## Goal
Your task is to print every entry below exactly as given.

## Data section
------------------------------
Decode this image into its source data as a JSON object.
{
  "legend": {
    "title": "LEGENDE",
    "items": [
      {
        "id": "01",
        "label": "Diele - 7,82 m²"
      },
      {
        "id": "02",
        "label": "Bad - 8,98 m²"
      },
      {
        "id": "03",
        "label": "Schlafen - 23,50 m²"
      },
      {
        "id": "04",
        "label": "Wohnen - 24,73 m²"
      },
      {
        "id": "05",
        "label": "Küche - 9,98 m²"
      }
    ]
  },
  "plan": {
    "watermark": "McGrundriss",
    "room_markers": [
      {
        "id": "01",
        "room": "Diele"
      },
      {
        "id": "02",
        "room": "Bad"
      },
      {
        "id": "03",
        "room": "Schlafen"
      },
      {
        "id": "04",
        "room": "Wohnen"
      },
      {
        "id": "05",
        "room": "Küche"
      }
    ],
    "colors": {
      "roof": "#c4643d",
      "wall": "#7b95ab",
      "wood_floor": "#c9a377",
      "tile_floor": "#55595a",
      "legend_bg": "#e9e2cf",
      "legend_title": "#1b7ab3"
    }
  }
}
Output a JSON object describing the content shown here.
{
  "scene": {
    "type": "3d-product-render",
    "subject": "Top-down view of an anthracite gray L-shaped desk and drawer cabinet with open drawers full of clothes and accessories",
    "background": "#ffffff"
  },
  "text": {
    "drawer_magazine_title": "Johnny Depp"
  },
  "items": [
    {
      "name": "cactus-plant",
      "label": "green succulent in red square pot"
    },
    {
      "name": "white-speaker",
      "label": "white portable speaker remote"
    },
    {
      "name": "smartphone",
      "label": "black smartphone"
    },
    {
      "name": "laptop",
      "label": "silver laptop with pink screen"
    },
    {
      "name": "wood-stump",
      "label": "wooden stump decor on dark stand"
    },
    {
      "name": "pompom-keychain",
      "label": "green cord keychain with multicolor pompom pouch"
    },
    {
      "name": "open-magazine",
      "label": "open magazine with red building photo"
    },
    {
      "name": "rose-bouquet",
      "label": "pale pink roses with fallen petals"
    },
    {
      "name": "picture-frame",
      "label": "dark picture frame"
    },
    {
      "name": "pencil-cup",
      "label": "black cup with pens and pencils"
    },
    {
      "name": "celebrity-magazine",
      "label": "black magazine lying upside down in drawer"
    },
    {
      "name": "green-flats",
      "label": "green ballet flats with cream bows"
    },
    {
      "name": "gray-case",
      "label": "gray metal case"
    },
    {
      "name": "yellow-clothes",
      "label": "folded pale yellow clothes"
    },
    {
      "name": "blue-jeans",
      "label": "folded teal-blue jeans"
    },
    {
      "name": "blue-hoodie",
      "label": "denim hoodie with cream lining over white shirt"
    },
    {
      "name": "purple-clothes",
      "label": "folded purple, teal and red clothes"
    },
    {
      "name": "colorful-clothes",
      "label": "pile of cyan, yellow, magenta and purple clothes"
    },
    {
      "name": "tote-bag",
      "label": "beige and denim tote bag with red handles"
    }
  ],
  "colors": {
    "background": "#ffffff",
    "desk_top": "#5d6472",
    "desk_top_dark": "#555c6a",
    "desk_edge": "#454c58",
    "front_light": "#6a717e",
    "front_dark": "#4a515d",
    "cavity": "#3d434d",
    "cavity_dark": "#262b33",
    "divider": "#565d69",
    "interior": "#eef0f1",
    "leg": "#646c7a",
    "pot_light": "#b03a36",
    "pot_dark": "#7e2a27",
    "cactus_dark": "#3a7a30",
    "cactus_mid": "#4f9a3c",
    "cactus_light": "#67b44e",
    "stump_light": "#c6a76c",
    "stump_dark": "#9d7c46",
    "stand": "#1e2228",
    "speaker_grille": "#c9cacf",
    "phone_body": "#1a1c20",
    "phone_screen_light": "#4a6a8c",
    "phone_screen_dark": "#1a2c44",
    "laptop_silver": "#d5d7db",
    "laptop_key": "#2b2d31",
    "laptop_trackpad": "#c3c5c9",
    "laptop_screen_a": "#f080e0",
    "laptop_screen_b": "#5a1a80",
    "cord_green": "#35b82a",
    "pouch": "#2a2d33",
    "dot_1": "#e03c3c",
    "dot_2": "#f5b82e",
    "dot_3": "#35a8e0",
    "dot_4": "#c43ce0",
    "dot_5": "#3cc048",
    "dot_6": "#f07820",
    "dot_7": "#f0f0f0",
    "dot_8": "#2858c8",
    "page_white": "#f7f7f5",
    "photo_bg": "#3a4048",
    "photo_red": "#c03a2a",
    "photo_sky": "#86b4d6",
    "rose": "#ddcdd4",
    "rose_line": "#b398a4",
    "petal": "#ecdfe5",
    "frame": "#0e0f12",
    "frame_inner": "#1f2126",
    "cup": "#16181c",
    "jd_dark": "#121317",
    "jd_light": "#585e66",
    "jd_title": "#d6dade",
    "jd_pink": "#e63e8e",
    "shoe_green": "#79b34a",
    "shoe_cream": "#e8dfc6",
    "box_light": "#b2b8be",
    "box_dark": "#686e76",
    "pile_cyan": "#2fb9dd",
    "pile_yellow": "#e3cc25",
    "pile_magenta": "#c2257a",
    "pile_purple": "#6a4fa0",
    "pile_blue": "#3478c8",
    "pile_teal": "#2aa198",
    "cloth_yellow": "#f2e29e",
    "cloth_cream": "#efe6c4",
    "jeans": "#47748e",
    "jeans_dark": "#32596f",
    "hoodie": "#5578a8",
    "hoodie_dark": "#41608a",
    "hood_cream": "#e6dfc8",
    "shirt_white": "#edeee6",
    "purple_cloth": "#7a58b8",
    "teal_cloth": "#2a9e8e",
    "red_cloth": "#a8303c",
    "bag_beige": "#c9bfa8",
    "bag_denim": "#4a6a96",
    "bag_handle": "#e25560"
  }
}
------------------------------
## Answer to the task
Decode this image into its source data as a JSON object.
{
  "legend": {
    "title": "LEGENDE",
    "items": [
      {
        "id": "01",
        "label": "Diele - 7,82 m²"
      },
      {
        "id": "02",
        "label": "Bad - 8,98 m²"
      },
      {
        "id": "03",
        "label": "Schlafen - 23,50 m²"
      },
      {
        "id": "04",
        "label": "Wohnen - 24,73 m²"
      },
      {
        "id": "05",
        "label": "Küche - 9,98 m²"
      }
    ]
  },
  "plan": {
    "watermark": "McGrundriss",
    "room_markers": [
      {
        "id": "01",
        "room": "Diele"
      },
      {
        "id": "02",
        "room": "Bad"
      },
      {
        "id": "03",
        "room": "Schlafen"
      },
      {
        "id": "04",
        "room": "Wohnen"
      },
      {
        "id": "05",
        "room": "Küche"
      }
    ],
    "colors": {
      "roof": "#c4643d",
      "wall": "#7b95ab",
      "wood_floor": "#c9a377",
      "tile_floor": "#55595a",
      "legend_bg": "#e9e2cf",
      "legend_title": "#1b7ab3"
    }
  }
}
Output a JSON object describing the content shown here.
{
  "scene": {
    "type": "3d-product-render",
    "subject": "Top-down view of an anthracite gray L-shaped desk and drawer cabinet with open drawers full of clothes and accessories",
    "background": "#ffffff"
  },
  "text": {
    "drawer_magazine_title": "Johnny Depp"
  },
  "items": [
    {
      "name": "cactus-plant",
      "label": "green succulent in red square pot"
    },
    {
      "name": "white-speaker",
      "label": "white portable speaker remote"
    },
    {
      "name": "smartphone",
      "label": "black smartphone"
    },
    {
      "name": "laptop",
      "label": "silver laptop with pink screen"
    },
    {
      "name": "wood-stump",
      "label": "wooden stump decor on dark stand"
    },
    {
      "name": "pompom-keychain",
      "label": "green cord keychain with multicolor pompom pouch"
    },
    {
      "name": "open-magazine",
      "label": "open magazine with red building photo"
    },
    {
      "name": "rose-bouquet",
      "label": "pale pink roses with fallen petals"
    },
    {
      "name": "picture-frame",
      "label": "dark picture frame"
    },
    {
      "name": "pencil-cup",
      "label": "black cup with pens and pencils"
    },
    {
      "name": "celebrity-magazine",
      "label": "black magazine lying upside down in drawer"
    },
    {
      "name": "green-flats",
      "label": "green ballet flats with cream bows"
    },
    {
      "name": "gray-case",
      "label": "gray metal case"
    },
    {
      "name": "yellow-clothes",
      "label": "folded pale yellow clothes"
    },
    {
      "name": "blue-jeans",
      "label": "folded teal-blue jeans"
    },
    {
      "name": "blue-hoodie",
      "label": "denim hoodie with cream lining over white shirt"
    },
    {
      "name": "purple-clothes",
      "label": "folded purple, teal and red clothes"
    },
    {
      "name": "colorful-clothes",
      "label": "pile of cyan, yellow, magenta and purple clothes"
    },
    {
      "name": "tote-bag",
      "label": "beige and denim tote bag with red handles"
    }
  ],
  "colors": {
    "background": "#ffffff",
    "desk_top": "#5d6472",
    "desk_top_dark": "#555c6a",
    "desk_edge": "#454c58",
    "front_light": "#6a717e",
    "front_dark": "#4a515d",
    "cavity": "#3d434d",
    "cavity_dark": "#262b33",
    "divider": "#565d69",
    "interior": "#eef0f1",
    "leg": "#646c7a",
    "pot_light": "#b03a36",
    "pot_dark": "#7e2a27",
    "cactus_dark": "#3a7a30",
    "cactus_mid": "#4f9a3c",
    "cactus_light": "#67b44e",
    "stump_light": "#c6a76c",
    "stump_dark": "#9d7c46",
    "stand": "#1e2228",
    "speaker_grille": "#c9cacf",
    "phone_body": "#1a1c20",
    "phone_screen_light": "#4a6a8c",
    "phone_screen_dark": "#1a2c44",
    "laptop_silver": "#d5d7db",
    "laptop_key": "#2b2d31",
    "laptop_trackpad": "#c3c5c9",
    "laptop_screen_a": "#f080e0",
    "laptop_screen_b": "#5a1a80",
    "cord_green": "#35b82a",
    "pouch": "#2a2d33",
    "dot_1": "#e03c3c",
    "dot_2": "#f5b82e",
    "dot_3": "#35a8e0",
    "dot_4": "#c43ce0",
    "dot_5": "#3cc048",
    "dot_6": "#f07820",
    "dot_7": "#f0f0f0",
    "dot_8": "#2858c8",
    "page_white": "#f7f7f5",
    "photo_bg": "#3a4048",
    "photo_red": "#c03a2a",
    "photo_sky": "#86b4d6",
    "rose": "#ddcdd4",
    "rose_line": "#b398a4",
    "petal": "#ecdfe5",
    "frame": "#0e0f12",
    "frame_inner": "#1f2126",
    "cup": "#16181c",
    "jd_dark": "#121317",
    "jd_light": "#585e66",
    "jd_title": "#d6dade",
    "jd_pink": "#e63e8e",
    "shoe_green": "#79b34a",
    "shoe_cream": "#e8dfc6",
    "box_light": "#b2b8be",
    "box_dark": "#686e76",
    "pile_cyan": "#2fb9dd",
    "pile_yellow": "#e3cc25",
    "pile_magenta": "#c2257a",
    "pile_purple": "#6a4fa0",
    "pile_blue": "#3478c8",
    "pile_teal": "#2aa198",
    "cloth_yellow": "#f2e29e",
    "cloth_cream": "#efe6c4",
    "jeans": "#47748e",
    "jeans_dark": "#32596f",
    "hoodie": "#5578a8",
    "hoodie_dark": "#41608a",
    "hood_cream": "#e6dfc8",
    "shirt_white": "#edeee6",
    "purple_cloth": "#7a58b8",
    "teal_cloth": "#2a9e8e",
    "red_cloth": "#a8303c",
    "bag_beige": "#c9bfa8",
    "bag_denim": "#4a6a96",
    "bag_handle": "#e25560"
  }
}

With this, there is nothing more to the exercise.